## What you need to do
Reproduce every line of the listing below word for word, leaving out the pictures.

....

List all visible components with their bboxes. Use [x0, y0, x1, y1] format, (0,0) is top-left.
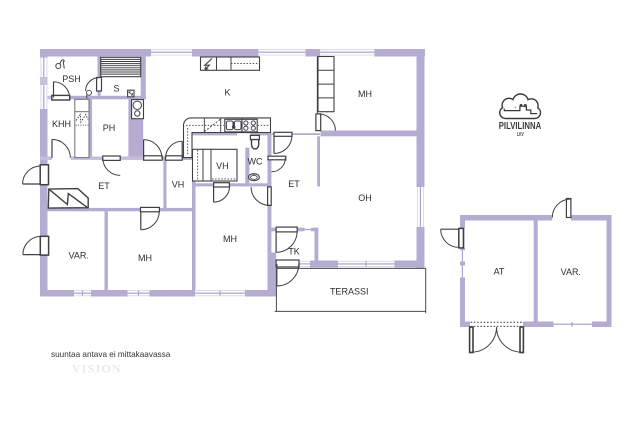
svg-text:TK: TK: [288, 247, 300, 257]
svg-text:VISION: VISION: [72, 362, 122, 376]
svg-text:VAR.: VAR.: [69, 251, 89, 261]
svg-text:AT: AT: [494, 267, 505, 277]
svg-text:MH: MH: [138, 253, 152, 263]
svg-text:VAR.: VAR.: [561, 267, 581, 277]
svg-text:MH: MH: [223, 234, 237, 244]
svg-text:KHH: KHH: [52, 119, 71, 129]
svg-text:MH: MH: [358, 89, 372, 99]
svg-text:PSH: PSH: [62, 74, 81, 84]
svg-text:VH: VH: [216, 161, 229, 171]
svg-text:LKV: LKV: [517, 131, 524, 137]
svg-text:VH: VH: [172, 180, 185, 190]
svg-text:PH: PH: [103, 123, 116, 133]
svg-text:K: K: [224, 88, 230, 98]
svg-text:WC: WC: [248, 157, 263, 167]
svg-text:TERASSI: TERASSI: [330, 287, 369, 297]
svg-text:S: S: [113, 84, 119, 94]
svg-text:ET: ET: [288, 179, 300, 189]
svg-text:PILVILINNA: PILVILINNA: [499, 120, 542, 131]
svg-text:ET: ET: [98, 181, 110, 191]
svg-text:suuntaa antava ei mittakaavass: suuntaa antava ei mittakaavassa: [51, 350, 171, 359]
svg-text:OH: OH: [358, 193, 372, 203]
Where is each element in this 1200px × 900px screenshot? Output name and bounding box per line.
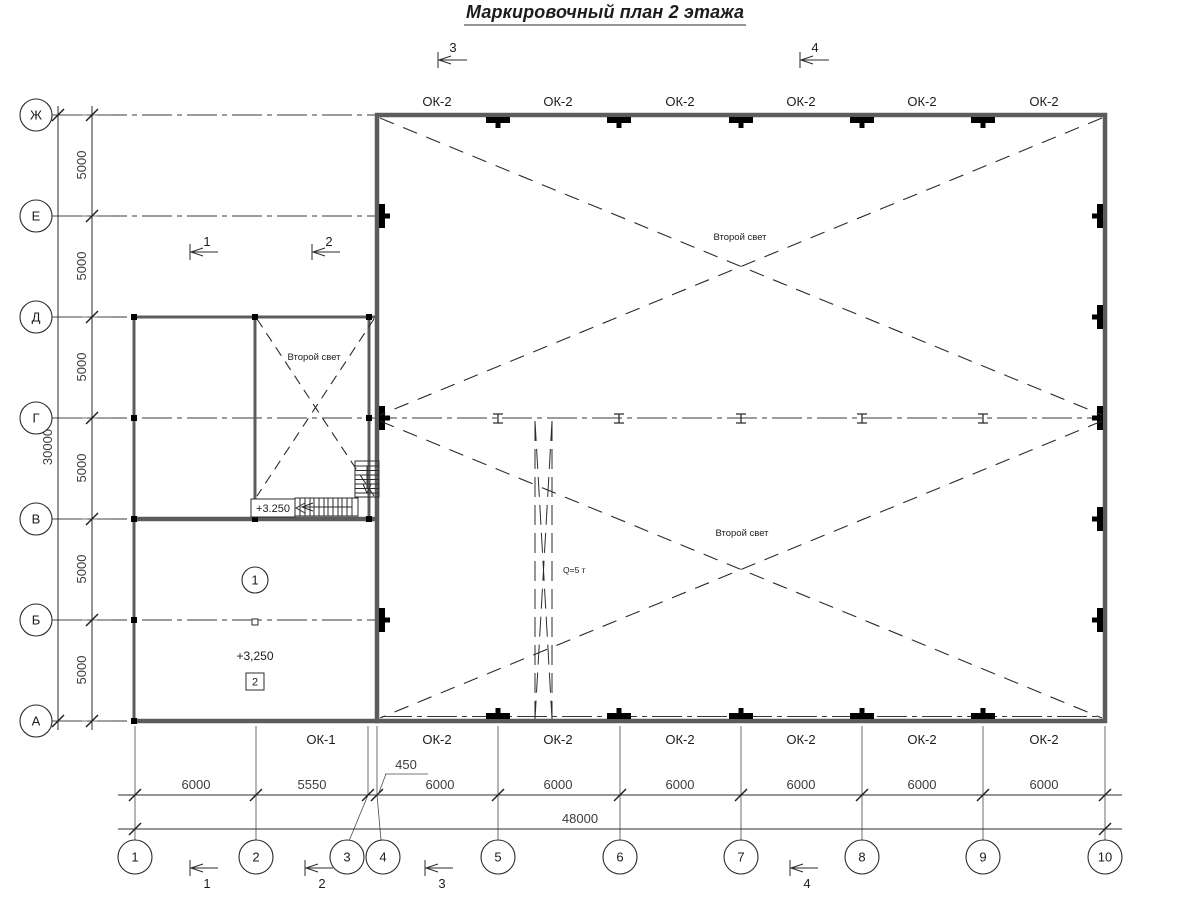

....

## Response to the exercise
List all visible components with their bboxes. Use [x0, y0, x1, y1] format, (0,0) is top-left.
svg-text:TK: TK: [288, 247, 300, 257]
svg-text:VISION: VISION: [72, 362, 122, 376]
svg-text:VAR.: VAR.: [69, 251, 89, 261]
svg-text:AT: AT: [494, 267, 505, 277]
svg-text:MH: MH: [138, 253, 152, 263]
svg-text:VAR.: VAR.: [561, 267, 581, 277]
svg-text:MH: MH: [223, 234, 237, 244]
svg-text:KHH: KHH: [52, 119, 71, 129]
svg-text:MH: MH: [358, 89, 372, 99]
svg-text:PSH: PSH: [62, 74, 81, 84]
svg-text:VH: VH: [216, 161, 229, 171]
svg-text:LKV: LKV: [517, 131, 524, 137]
svg-text:VH: VH: [172, 180, 185, 190]
svg-text:PH: PH: [103, 123, 116, 133]
svg-text:K: K: [224, 88, 230, 98]
svg-text:WC: WC: [248, 157, 263, 167]
svg-text:TERASSI: TERASSI: [330, 287, 369, 297]
svg-text:S: S: [113, 84, 119, 94]
svg-text:ET: ET: [288, 179, 300, 189]
svg-text:PILVILINNA: PILVILINNA: [499, 120, 542, 131]
svg-text:ET: ET: [98, 181, 110, 191]
svg-text:suuntaa antava ei mittakaavass: suuntaa antava ei mittakaavassa: [51, 350, 171, 359]
svg-text:OH: OH: [358, 193, 372, 203]
Where is each element in this 1200px × 900px screenshot? Output name and bounding box per line.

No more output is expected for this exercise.